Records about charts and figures
═══

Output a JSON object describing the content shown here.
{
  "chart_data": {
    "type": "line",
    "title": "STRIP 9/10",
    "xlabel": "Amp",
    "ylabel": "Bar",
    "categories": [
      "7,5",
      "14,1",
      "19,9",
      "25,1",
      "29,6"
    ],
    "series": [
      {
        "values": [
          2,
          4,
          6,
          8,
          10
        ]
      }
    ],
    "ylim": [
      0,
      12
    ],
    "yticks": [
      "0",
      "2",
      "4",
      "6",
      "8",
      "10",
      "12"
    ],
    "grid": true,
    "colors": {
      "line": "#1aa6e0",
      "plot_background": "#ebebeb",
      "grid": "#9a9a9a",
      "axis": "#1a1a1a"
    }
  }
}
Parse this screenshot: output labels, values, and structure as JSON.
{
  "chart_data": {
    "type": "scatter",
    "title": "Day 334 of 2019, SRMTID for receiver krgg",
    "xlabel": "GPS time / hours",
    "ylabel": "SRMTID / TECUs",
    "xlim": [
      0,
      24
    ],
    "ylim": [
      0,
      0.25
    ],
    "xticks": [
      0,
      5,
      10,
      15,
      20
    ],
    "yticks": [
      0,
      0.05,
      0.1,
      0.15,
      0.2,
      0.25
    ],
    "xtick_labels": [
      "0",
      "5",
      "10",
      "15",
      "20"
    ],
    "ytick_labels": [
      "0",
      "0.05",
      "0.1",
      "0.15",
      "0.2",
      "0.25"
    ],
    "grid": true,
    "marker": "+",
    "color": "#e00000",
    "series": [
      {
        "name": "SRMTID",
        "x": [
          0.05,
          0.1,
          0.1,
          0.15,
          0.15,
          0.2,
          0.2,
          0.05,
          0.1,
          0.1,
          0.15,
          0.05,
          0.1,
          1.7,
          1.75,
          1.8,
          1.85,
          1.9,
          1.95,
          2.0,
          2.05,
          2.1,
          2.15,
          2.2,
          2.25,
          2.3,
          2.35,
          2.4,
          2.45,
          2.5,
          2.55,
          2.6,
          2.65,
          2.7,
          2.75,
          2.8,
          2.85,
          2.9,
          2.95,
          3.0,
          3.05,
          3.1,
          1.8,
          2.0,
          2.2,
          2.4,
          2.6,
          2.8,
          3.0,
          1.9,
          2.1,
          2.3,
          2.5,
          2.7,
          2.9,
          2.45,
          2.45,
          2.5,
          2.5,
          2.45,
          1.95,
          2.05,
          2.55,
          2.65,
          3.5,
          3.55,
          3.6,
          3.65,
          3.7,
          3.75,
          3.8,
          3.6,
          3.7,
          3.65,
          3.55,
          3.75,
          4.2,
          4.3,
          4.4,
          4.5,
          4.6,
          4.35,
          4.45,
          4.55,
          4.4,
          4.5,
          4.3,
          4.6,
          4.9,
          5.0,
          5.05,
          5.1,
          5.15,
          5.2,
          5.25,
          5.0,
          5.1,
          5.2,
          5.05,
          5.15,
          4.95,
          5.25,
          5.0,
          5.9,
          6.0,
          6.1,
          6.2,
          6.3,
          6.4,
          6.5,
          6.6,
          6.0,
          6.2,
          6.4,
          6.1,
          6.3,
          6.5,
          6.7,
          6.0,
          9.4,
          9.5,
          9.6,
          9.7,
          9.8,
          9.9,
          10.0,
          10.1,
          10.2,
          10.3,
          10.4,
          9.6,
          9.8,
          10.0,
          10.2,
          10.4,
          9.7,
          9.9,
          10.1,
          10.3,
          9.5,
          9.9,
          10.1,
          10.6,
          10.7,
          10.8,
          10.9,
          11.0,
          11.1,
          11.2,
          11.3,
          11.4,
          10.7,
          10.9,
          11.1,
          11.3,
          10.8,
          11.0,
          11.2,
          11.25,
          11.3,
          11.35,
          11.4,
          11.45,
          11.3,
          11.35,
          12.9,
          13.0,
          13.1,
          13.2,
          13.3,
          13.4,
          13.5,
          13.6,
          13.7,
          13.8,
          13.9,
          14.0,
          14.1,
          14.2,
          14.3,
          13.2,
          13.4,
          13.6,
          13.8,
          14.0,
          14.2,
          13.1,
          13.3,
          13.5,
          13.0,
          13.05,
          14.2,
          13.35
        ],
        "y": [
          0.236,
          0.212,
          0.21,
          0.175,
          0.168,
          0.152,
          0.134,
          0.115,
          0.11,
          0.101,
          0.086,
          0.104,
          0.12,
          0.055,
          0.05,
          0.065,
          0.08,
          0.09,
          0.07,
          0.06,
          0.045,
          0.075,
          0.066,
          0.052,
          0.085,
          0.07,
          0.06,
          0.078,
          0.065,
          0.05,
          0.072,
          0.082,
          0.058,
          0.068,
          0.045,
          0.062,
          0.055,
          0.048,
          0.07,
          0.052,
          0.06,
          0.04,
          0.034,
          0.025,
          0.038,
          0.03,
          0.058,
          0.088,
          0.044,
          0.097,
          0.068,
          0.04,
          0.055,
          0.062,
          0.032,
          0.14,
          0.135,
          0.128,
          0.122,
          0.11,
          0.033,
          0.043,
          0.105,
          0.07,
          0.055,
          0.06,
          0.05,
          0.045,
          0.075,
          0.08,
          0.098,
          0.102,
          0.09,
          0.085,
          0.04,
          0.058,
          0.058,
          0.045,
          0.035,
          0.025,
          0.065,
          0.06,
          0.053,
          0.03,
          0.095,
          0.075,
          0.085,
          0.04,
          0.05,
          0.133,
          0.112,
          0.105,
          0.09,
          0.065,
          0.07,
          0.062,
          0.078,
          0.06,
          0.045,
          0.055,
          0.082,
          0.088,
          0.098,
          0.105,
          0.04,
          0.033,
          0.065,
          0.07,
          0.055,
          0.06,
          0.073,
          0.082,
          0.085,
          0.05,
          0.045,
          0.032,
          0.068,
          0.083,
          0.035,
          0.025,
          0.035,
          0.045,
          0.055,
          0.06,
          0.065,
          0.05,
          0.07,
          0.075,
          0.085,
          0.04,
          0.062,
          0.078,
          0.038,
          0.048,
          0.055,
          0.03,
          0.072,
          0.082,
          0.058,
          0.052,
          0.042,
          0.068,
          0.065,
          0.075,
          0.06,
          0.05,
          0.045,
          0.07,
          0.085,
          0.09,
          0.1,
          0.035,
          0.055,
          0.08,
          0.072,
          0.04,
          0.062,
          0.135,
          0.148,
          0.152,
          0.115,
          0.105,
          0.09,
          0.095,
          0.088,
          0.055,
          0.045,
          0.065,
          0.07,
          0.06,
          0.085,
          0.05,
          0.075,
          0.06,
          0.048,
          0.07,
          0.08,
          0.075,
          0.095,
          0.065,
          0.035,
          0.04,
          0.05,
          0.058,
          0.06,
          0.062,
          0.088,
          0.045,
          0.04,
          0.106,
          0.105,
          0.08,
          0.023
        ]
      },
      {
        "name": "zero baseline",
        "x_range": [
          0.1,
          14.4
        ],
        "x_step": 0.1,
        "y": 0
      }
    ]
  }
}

═══

YOUR GOAL - Copy out each record, keeping every word as it is.

ANSWER -
Output a JSON object describing the content shown here.
{
  "chart_data": {
    "type": "line",
    "title": "STRIP 9/10",
    "xlabel": "Amp",
    "ylabel": "Bar",
    "categories": [
      "7,5",
      "14,1",
      "19,9",
      "25,1",
      "29,6"
    ],
    "series": [
      {
        "values": [
          2,
          4,
          6,
          8,
          10
        ]
      }
    ],
    "ylim": [
      0,
      12
    ],
    "yticks": [
      "0",
      "2",
      "4",
      "6",
      "8",
      "10",
      "12"
    ],
    "grid": true,
    "colors": {
      "line": "#1aa6e0",
      "plot_background": "#ebebeb",
      "grid": "#9a9a9a",
      "axis": "#1a1a1a"
    }
  }
}
Parse this screenshot: output labels, values, and structure as JSON.
{
  "chart_data": {
    "type": "scatter",
    "title": "Day 334 of 2019, SRMTID for receiver krgg",
    "xlabel": "GPS time / hours",
    "ylabel": "SRMTID / TECUs",
    "xlim": [
      0,
      24
    ],
    "ylim": [
      0,
      0.25
    ],
    "xticks": [
      0,
      5,
      10,
      15,
      20
    ],
    "yticks": [
      0,
      0.05,
      0.1,
      0.15,
      0.2,
      0.25
    ],
    "xtick_labels": [
      "0",
      "5",
      "10",
      "15",
      "20"
    ],
    "ytick_labels": [
      "0",
      "0.05",
      "0.1",
      "0.15",
      "0.2",
      "0.25"
    ],
    "grid": true,
    "marker": "+",
    "color": "#e00000",
    "series": [
      {
        "name": "SRMTID",
        "x": [
          0.05,
          0.1,
          0.1,
          0.15,
          0.15,
          0.2,
          0.2,
          0.05,
          0.1,
          0.1,
          0.15,
          0.05,
          0.1,
          1.7,
          1.75,
          1.8,
          1.85,
          1.9,
          1.95,
          2.0,
          2.05,
          2.1,
          2.15,
          2.2,
          2.25,
          2.3,
          2.35,
          2.4,
          2.45,
          2.5,
          2.55,
          2.6,
          2.65,
          2.7,
          2.75,
          2.8,
          2.85,
          2.9,
          2.95,
          3.0,
          3.05,
          3.1,
          1.8,
          2.0,
          2.2,
          2.4,
          2.6,
          2.8,
          3.0,
          1.9,
          2.1,
          2.3,
          2.5,
          2.7,
          2.9,
          2.45,
          2.45,
          2.5,
          2.5,
          2.45,
          1.95,
          2.05,
          2.55,
          2.65,
          3.5,
          3.55,
          3.6,
          3.65,
          3.7,
          3.75,
          3.8,
          3.6,
          3.7,
          3.65,
          3.55,
          3.75,
          4.2,
          4.3,
          4.4,
          4.5,
          4.6,
          4.35,
          4.45,
          4.55,
          4.4,
          4.5,
          4.3,
          4.6,
          4.9,
          5.0,
          5.05,
          5.1,
          5.15,
          5.2,
          5.25,
          5.0,
          5.1,
          5.2,
          5.05,
          5.15,
          4.95,
          5.25,
          5.0,
          5.9,
          6.0,
          6.1,
          6.2,
          6.3,
          6.4,
          6.5,
          6.6,
          6.0,
          6.2,
          6.4,
          6.1,
          6.3,
          6.5,
          6.7,
          6.0,
          9.4,
          9.5,
          9.6,
          9.7,
          9.8,
          9.9,
          10.0,
          10.1,
          10.2,
          10.3,
          10.4,
          9.6,
          9.8,
          10.0,
          10.2,
          10.4,
          9.7,
          9.9,
          10.1,
          10.3,
          9.5,
          9.9,
          10.1,
          10.6,
          10.7,
          10.8,
          10.9,
          11.0,
          11.1,
          11.2,
          11.3,
          11.4,
          10.7,
          10.9,
          11.1,
          11.3,
          10.8,
          11.0,
          11.2,
          11.25,
          11.3,
          11.35,
          11.4,
          11.45,
          11.3,
          11.35,
          12.9,
          13.0,
          13.1,
          13.2,
          13.3,
          13.4,
          13.5,
          13.6,
          13.7,
          13.8,
          13.9,
          14.0,
          14.1,
          14.2,
          14.3,
          13.2,
          13.4,
          13.6,
          13.8,
          14.0,
          14.2,
          13.1,
          13.3,
          13.5,
          13.0,
          13.05,
          14.2,
          13.35
        ],
        "y": [
          0.236,
          0.212,
          0.21,
          0.175,
          0.168,
          0.152,
          0.134,
          0.115,
          0.11,
          0.101,
          0.086,
          0.104,
          0.12,
          0.055,
          0.05,
          0.065,
          0.08,
          0.09,
          0.07,
          0.06,
          0.045,
          0.075,
          0.066,
          0.052,
          0.085,
          0.07,
          0.06,
          0.078,
          0.065,
          0.05,
          0.072,
          0.082,
          0.058,
          0.068,
          0.045,
          0.062,
          0.055,
          0.048,
          0.07,
          0.052,
          0.06,
          0.04,
          0.034,
          0.025,
          0.038,
          0.03,
          0.058,
          0.088,
          0.044,
          0.097,
          0.068,
          0.04,
          0.055,
          0.062,
          0.032,
          0.14,
          0.135,
          0.128,
          0.122,
          0.11,
          0.033,
          0.043,
          0.105,
          0.07,
          0.055,
          0.06,
          0.05,
          0.045,
          0.075,
          0.08,
          0.098,
          0.102,
          0.09,
          0.085,
          0.04,
          0.058,
          0.058,
          0.045,
          0.035,
          0.025,
          0.065,
          0.06,
          0.053,
          0.03,
          0.095,
          0.075,
          0.085,
          0.04,
          0.05,
          0.133,
          0.112,
          0.105,
          0.09,
          0.065,
          0.07,
          0.062,
          0.078,
          0.06,
          0.045,
          0.055,
          0.082,
          0.088,
          0.098,
          0.105,
          0.04,
          0.033,
          0.065,
          0.07,
          0.055,
          0.06,
          0.073,
          0.082,
          0.085,
          0.05,
          0.045,
          0.032,
          0.068,
          0.083,
          0.035,
          0.025,
          0.035,
          0.045,
          0.055,
          0.06,
          0.065,
          0.05,
          0.07,
          0.075,
          0.085,
          0.04,
          0.062,
          0.078,
          0.038,
          0.048,
          0.055,
          0.03,
          0.072,
          0.082,
          0.058,
          0.052,
          0.042,
          0.068,
          0.065,
          0.075,
          0.06,
          0.05,
          0.045,
          0.07,
          0.085,
          0.09,
          0.1,
          0.035,
          0.055,
          0.08,
          0.072,
          0.04,
          0.062,
          0.135,
          0.148,
          0.152,
          0.115,
          0.105,
          0.09,
          0.095,
          0.088,
          0.055,
          0.045,
          0.065,
          0.07,
          0.06,
          0.085,
          0.05,
          0.075,
          0.06,
          0.048,
          0.07,
          0.08,
          0.075,
          0.095,
          0.065,
          0.035,
          0.04,
          0.05,
          0.058,
          0.06,
          0.062,
          0.088,
          0.045,
          0.04,
          0.106,
          0.105,
          0.08,
          0.023
        ]
      },
      {
        "name": "zero baseline",
        "x_range": [
          0.1,
          14.4
        ],
        "x_step": 0.1,
        "y": 0
      }
    ]
  }
}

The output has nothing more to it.